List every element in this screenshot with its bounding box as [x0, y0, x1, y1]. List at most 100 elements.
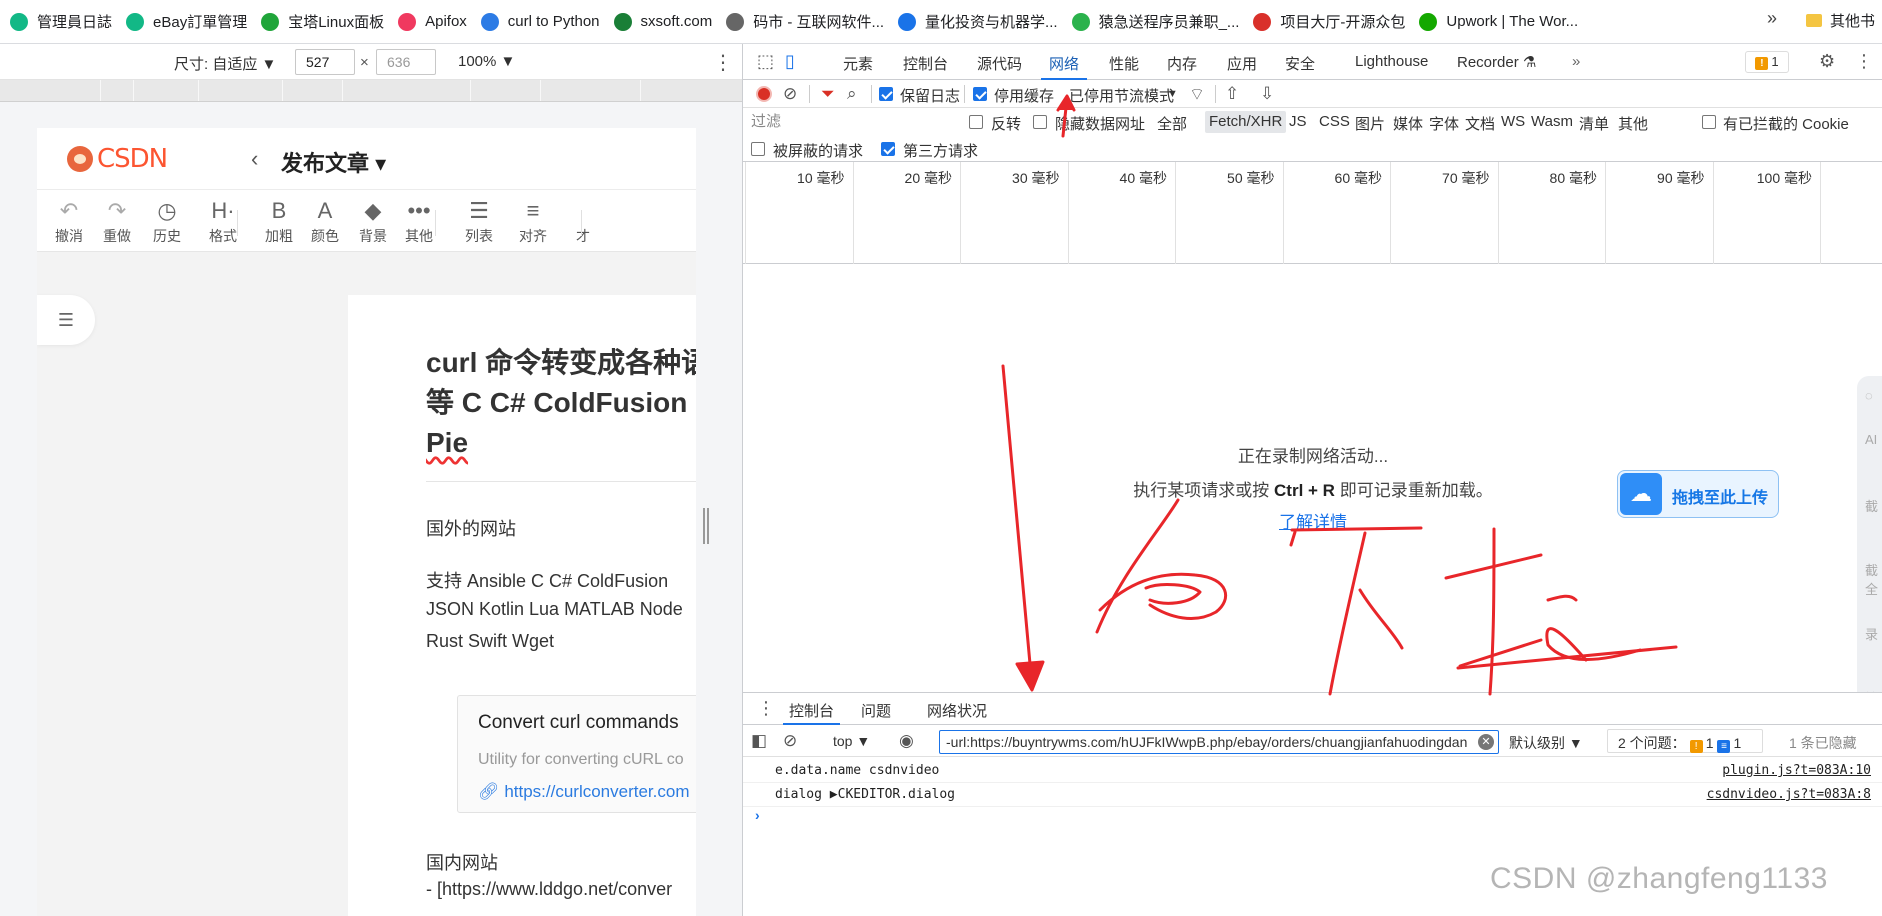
live-expression-eye-icon[interactable]: ◉	[899, 731, 914, 751]
rail-item[interactable]: 截全	[1865, 560, 1882, 598]
resource-type-filter[interactable]: 字体	[1429, 113, 1459, 134]
bookmark-item[interactable]: Upwork | The Wor...	[1415, 6, 1588, 38]
bookmark-item[interactable]: 管理員日誌	[6, 6, 122, 38]
publish-article-title[interactable]: 发布文章 ▾	[281, 146, 386, 178]
toc-toggle-button[interactable]: ☰	[37, 295, 95, 345]
dimensions-select[interactable]: 尺寸: 自适应 ▼	[174, 53, 276, 74]
network-conditions-icon[interactable]: ⌔	[1189, 84, 1205, 105]
devtools-tab[interactable]: 网络	[1040, 53, 1088, 80]
resource-type-filter[interactable]: JS	[1289, 113, 1307, 130]
resource-type-filter[interactable]: Fetch/XHR	[1205, 111, 1287, 133]
zoom-select[interactable]: 100% ▼	[458, 53, 515, 70]
blocked-requests-checkbox[interactable]	[751, 142, 765, 156]
devtools-tab[interactable]: 安全	[1285, 53, 1315, 74]
undo-button[interactable]: ↶ 撤消	[43, 198, 95, 246]
link-card[interactable]: Convert curl commands Utility for conver…	[457, 695, 696, 813]
devtools-tab[interactable]: 控制台	[903, 53, 948, 74]
invert-checkbox[interactable]	[969, 115, 983, 129]
resource-type-filter[interactable]: 图片	[1355, 113, 1385, 134]
blocked-cookies-checkbox[interactable]	[1702, 115, 1716, 129]
search-icon[interactable]: ⌕	[847, 84, 857, 104]
csdn-logo[interactable]: CSDN	[67, 144, 168, 174]
preserve-log-checkbox[interactable]	[879, 87, 893, 101]
import-har-icon[interactable]: ⇧	[1225, 84, 1239, 104]
device-toolbar-toggle-icon[interactable]: ▯	[785, 51, 795, 72]
issues-counter[interactable]: ! 1	[1745, 51, 1789, 73]
devtools-tab[interactable]: 源代码	[977, 53, 1022, 74]
sidebar-toggle-icon[interactable]: ◧	[751, 731, 767, 751]
devtools-tab[interactable]: Lighthouse	[1355, 53, 1428, 70]
heading-button[interactable]: H· 格式	[197, 198, 249, 246]
align-button[interactable]: ≡ 对齐	[507, 198, 559, 246]
font-color-button[interactable]: A 颜色	[299, 198, 351, 246]
drawer-tab-issues[interactable]: 问题	[861, 700, 891, 721]
resource-type-filter[interactable]: 媒体	[1393, 113, 1423, 134]
rail-item[interactable]: ◌	[1865, 388, 1873, 403]
devtools-tab[interactable]: 内存	[1167, 53, 1197, 74]
record-button[interactable]	[756, 86, 772, 102]
rail-item[interactable]: 录	[1865, 624, 1878, 643]
rail-item[interactable]: AI	[1865, 432, 1877, 447]
console-issues-button[interactable]: 2 个问题：! 1 ≡ 1	[1607, 729, 1763, 753]
history-button[interactable]: ◷ 历史	[141, 198, 193, 246]
resource-type-filter[interactable]: 清单	[1579, 113, 1609, 134]
network-overview-timeline[interactable]: 10 毫秒 20 毫秒 30 毫秒 40 毫秒 50 毫秒 60 毫秒 70 毫秒 80 毫秒…	[743, 162, 1882, 264]
console-prompt[interactable]: ›	[755, 807, 760, 823]
media-query-ruler[interactable]	[0, 80, 742, 102]
more-tabs-button[interactable]: »	[1572, 53, 1580, 70]
inspect-element-icon[interactable]: ⬚	[757, 51, 774, 72]
other-bookmarks-folder[interactable]: 其他书	[1806, 10, 1875, 31]
list-button[interactable]: ☰ 列表	[453, 198, 505, 246]
extra-button[interactable]: 才	[557, 198, 609, 246]
device-toolbar-menu-icon[interactable]: ⋮	[713, 50, 733, 75]
clear-filter-icon[interactable]: ✕	[1478, 734, 1494, 750]
settings-gear-icon[interactable]: ⚙	[1819, 51, 1835, 72]
viewport-resize-handle[interactable]	[703, 508, 709, 544]
resource-type-filter[interactable]: Wasm	[1531, 113, 1573, 130]
clear-icon[interactable]: ⊘	[783, 84, 797, 104]
bookmarks-overflow-button[interactable]: »	[1767, 8, 1777, 29]
bookmark-item[interactable]: curl to Python	[477, 6, 610, 38]
network-filter-input[interactable]: 过滤	[751, 111, 951, 133]
viewport-height-input[interactable]: 636	[376, 49, 436, 75]
log-source-link[interactable]: plugin.js?t=083A:10	[1722, 763, 1871, 778]
bookmark-item[interactable]: sxsoft.com	[610, 6, 723, 38]
resource-type-filter[interactable]: 其他	[1618, 113, 1648, 134]
bold-button[interactable]: B 加粗	[253, 198, 305, 246]
resource-type-filter[interactable]: CSS	[1319, 113, 1350, 130]
third-party-checkbox[interactable]	[881, 142, 895, 156]
redo-button[interactable]: ↷ 重做	[91, 198, 143, 246]
bookmark-item[interactable]: eBay訂單管理	[122, 6, 257, 38]
throttling-select[interactable]: 已停用节流模式	[1069, 85, 1174, 106]
devtools-tab[interactable]: Recorder ⚗	[1457, 53, 1536, 71]
throttling-arrow-icon[interactable]: ▼	[1167, 88, 1178, 100]
drawer-tab-network-conditions[interactable]: 网络状况	[927, 700, 987, 721]
resource-type-filter[interactable]: 全部	[1157, 113, 1187, 134]
customize-menu-icon[interactable]: ⋮	[1855, 51, 1873, 72]
bookmark-item[interactable]: Apifox	[394, 6, 477, 38]
link-card-url[interactable]: 🔗︎ https://curlconverter.com	[478, 782, 690, 802]
clear-console-icon[interactable]: ⊘	[783, 731, 797, 751]
devtools-tab[interactable]: 性能	[1109, 53, 1139, 74]
export-har-icon[interactable]: ⇩	[1260, 84, 1274, 104]
filter-funnel-icon[interactable]: ⏷	[821, 84, 835, 104]
drag-upload-button[interactable]: ☁ 拖拽至此上传	[1617, 470, 1779, 518]
fill-button[interactable]: ◆ 背景	[347, 198, 399, 246]
resource-type-filter[interactable]: WS	[1501, 113, 1525, 130]
bookmark-item[interactable]: 宝塔Linux面板	[257, 6, 394, 38]
drawer-menu-icon[interactable]: ⋮	[757, 698, 775, 719]
rail-item[interactable]: 截	[1865, 496, 1878, 515]
devtools-tab[interactable]: 应用	[1227, 53, 1257, 74]
devtools-tab[interactable]: 元素	[843, 53, 873, 74]
console-filter-input[interactable]: -url:https://buyntrywms.com/hUJFkIWwpB.p…	[939, 730, 1499, 754]
resource-type-filter[interactable]: 文档	[1465, 113, 1495, 134]
context-select[interactable]: top ▼	[833, 733, 870, 749]
bookmark-item[interactable]: 猿急送程序员兼职_...	[1068, 6, 1250, 38]
article-title[interactable]: curl 命令转变成各种语 等 C C# ColdFusion Pie	[426, 343, 696, 463]
log-source-link[interactable]: csdnvideo.js?t=083A:8	[1707, 787, 1871, 802]
article-editor[interactable]: curl 命令转变成各种语 等 C C# ColdFusion Pie 国外的网…	[348, 295, 696, 916]
hide-data-urls-checkbox[interactable]	[1033, 115, 1047, 129]
log-level-select[interactable]: 默认级别 ▼	[1509, 733, 1583, 753]
bookmark-item[interactable]: 码市 - 互联网软件...	[722, 6, 894, 38]
bookmark-item[interactable]: 项目大厅-开源众包	[1249, 6, 1415, 38]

Stated exercise:
Quote the lines in the listing above exactly, starting with the line containing "731, 914, 751]" and going on through the line containing "53, 1315, 74]", both included.

Result of this task:
live-expression-eye-icon[interactable]: ◉	[899, 731, 914, 751]
rail-item[interactable]: 截全	[1865, 560, 1882, 598]
resource-type-filter[interactable]: 字体	[1429, 113, 1459, 134]
bookmark-item[interactable]: Upwork | The Wor...	[1415, 6, 1588, 38]
bookmark-item[interactable]: 管理員日誌	[6, 6, 122, 38]
publish-article-title[interactable]: 发布文章 ▾	[281, 146, 386, 178]
toc-toggle-button[interactable]: ☰	[37, 295, 95, 345]
dimensions-select[interactable]: 尺寸: 自适应 ▼	[174, 53, 276, 74]
network-conditions-icon[interactable]: ⌔	[1189, 84, 1205, 105]
devtools-tab[interactable]: 网络	[1040, 53, 1088, 80]
resource-type-filter[interactable]: JS	[1289, 113, 1307, 130]
resource-type-filter[interactable]: Fetch/XHR	[1205, 111, 1287, 133]
zoom-select[interactable]: 100% ▼	[458, 53, 515, 70]
blocked-requests-checkbox[interactable]	[751, 142, 765, 156]
devtools-tab[interactable]: 安全	[1285, 53, 1315, 74]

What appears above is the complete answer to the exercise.